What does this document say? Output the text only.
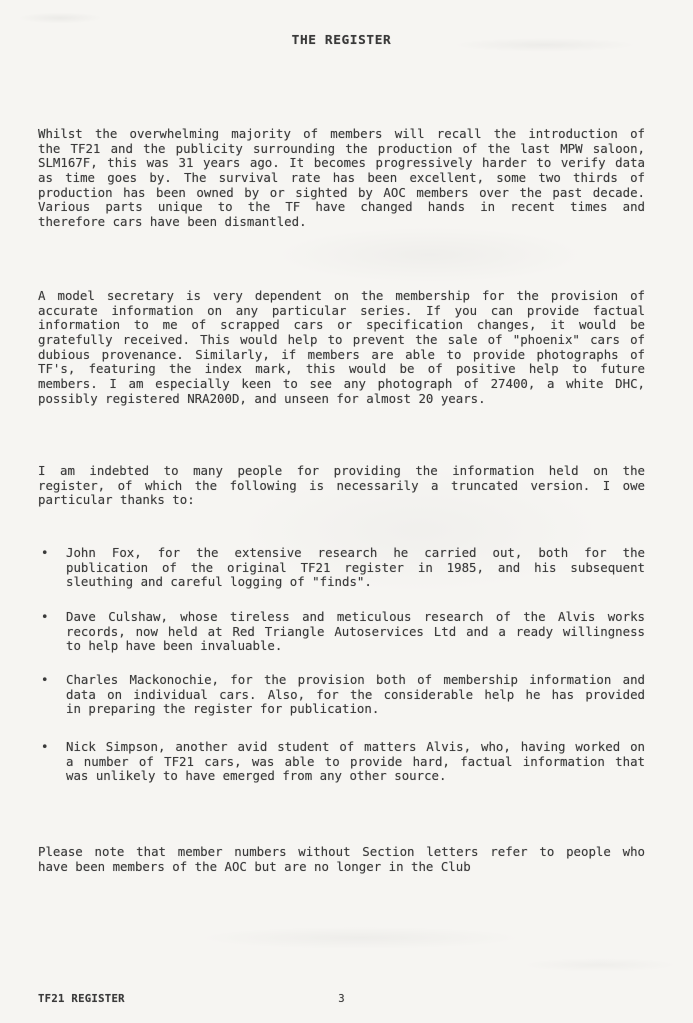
THE REGISTER
Whilst the overwhelming majority of members will recall the introduction of
the TF21 and the publicity surrounding the production of the last MPW saloon,
SLM167F, this was 31 years ago. It becomes progressively harder to verify data
as time goes by. The survival rate has been excellent, some two thirds of
production has been owned by or sighted by AOC members over the past decade.
Various parts unique to the TF have changed hands in recent times and
therefore cars have been dismantled.
A model secretary is very dependent on the membership for the provision of
accurate information on any particular series. If you can provide factual
information to me of scrapped cars or specification changes, it would be
gratefully received. This would help to prevent the sale of "phoenix" cars of
dubious provenance. Similarly, if members are able to provide photographs of
TF's, featuring the index mark, this would be of positive help to future
members. I am especially keen to see any photograph of 27400, a white DHC,
possibly registered NRA200D, and unseen for almost 20 years.
I am indebted to many people for providing the information held on the
register, of which the following is necessarily a truncated version. I owe
particular thanks to:
•	John Fox, for the extensive research he carried out, both for the
publication of the original TF21 register in 1985, and his subsequent
sleuthing and careful logging of "finds".
•	Dave Culshaw, whose tireless and meticulous research of the Alvis works
records, now held at Red Triangle Autoservices Ltd and a ready willingness
to help have been invaluable.
•	Charles Mackonochie, for the provision both of membership information and
data on individual cars. Also, for the considerable help he has provided
in preparing the register for publication.
•	Nick Simpson, another avid student of matters Alvis, who, having worked on
a number of TF21 cars, was able to provide hard, factual information that
was unlikely to have emerged from any other source.
Please note that member numbers without Section letters refer to people who
have been members of the AOC but are no longer in the Club
TF21 REGISTER	3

━━━━━━

TASK DETAILS:
Using the material above, report each line where "information" occurs.

TASK OUTPUT:
accurate information on any particular series. If you can provide factual
information to me of scrapped cars or specification changes, it would be
I am indebted to many people for providing the information held on the
•	Charles Mackonochie, for the provision both of membership information and
a number of TF21 cars, was able to provide hard, factual information that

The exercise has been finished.